* **What the exercise asks**: With all pictures excluded, restate the records that follow exactly as written.

BEGIN Excerpted records

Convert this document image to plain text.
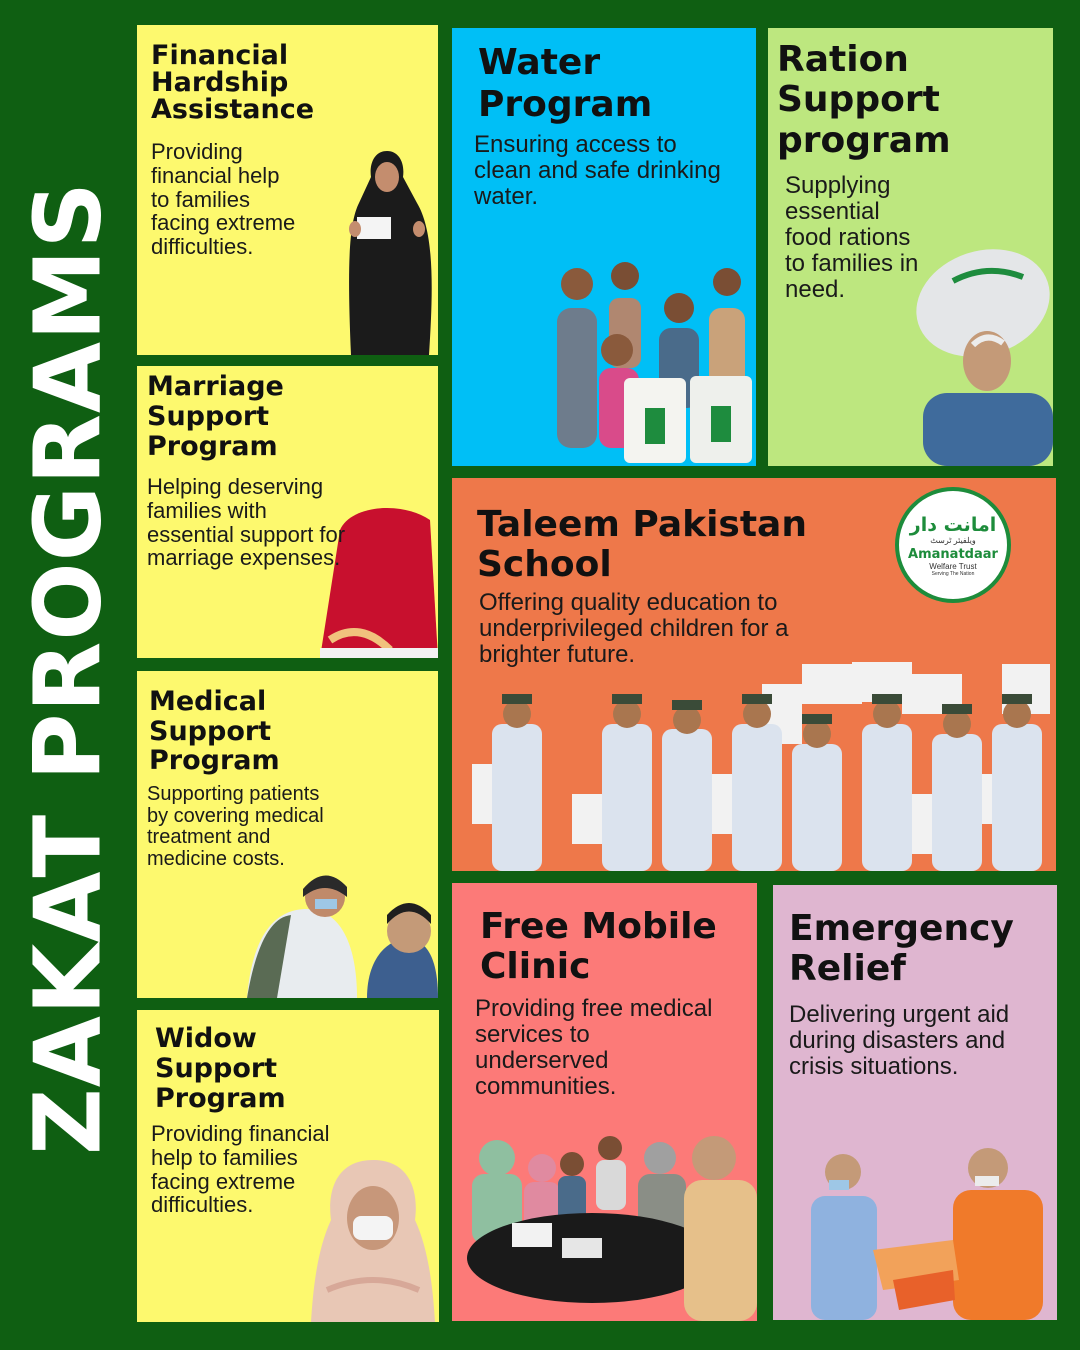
ZAKAT PROGRAMS
Financial Hardship Assistance

Providing financial help to families facing extreme difficulties.

Water Program

Ensuring access to clean and safe drinking water.

Ration Support program

Supplying essential food rations to families in need.

Marriage Support Program

Helping deserving families with essential support for marriage expenses.

Taleem Pakistan School

Offering quality education to underprivileged children for a brighter future.

امانت دار
ویلفیئر ٹرسٹ
Amanatdaar
Welfare Trust
Serving The Nation
Medical Support Program

Supporting patients by covering medical treatment and medicine costs.

Free Mobile Clinic

Providing free medical services to underserved communities.

Emergency Relief

Delivering urgent aid during disasters and crisis situations.

Widow Support Program

Providing financial help to families facing extreme difficulties.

END Excerpted records

* **Solution for this problem**:
Convert this document image to plain text.
ZAKAT PROGRAMS
Financial Hardship Assistance

Providing financial help to families facing extreme difficulties.

Water Program

Ensuring access to clean and safe drinking water.

Ration Support program

Supplying essential food rations to families in need.

Marriage Support Program

Helping deserving families with essential support for marriage expenses.

Taleem Pakistan School

Offering quality education to underprivileged children for a brighter future.

امانت دار
ویلفیئر ٹرسٹ
Amanatdaar
Welfare Trust
Serving The Nation
Medical Support Program

Supporting patients by covering medical treatment and medicine costs.

Free Mobile Clinic

Providing free medical services to underserved communities.

Emergency Relief

Delivering urgent aid during disasters and crisis situations.

Widow Support Program

Providing financial help to families facing extreme difficulties.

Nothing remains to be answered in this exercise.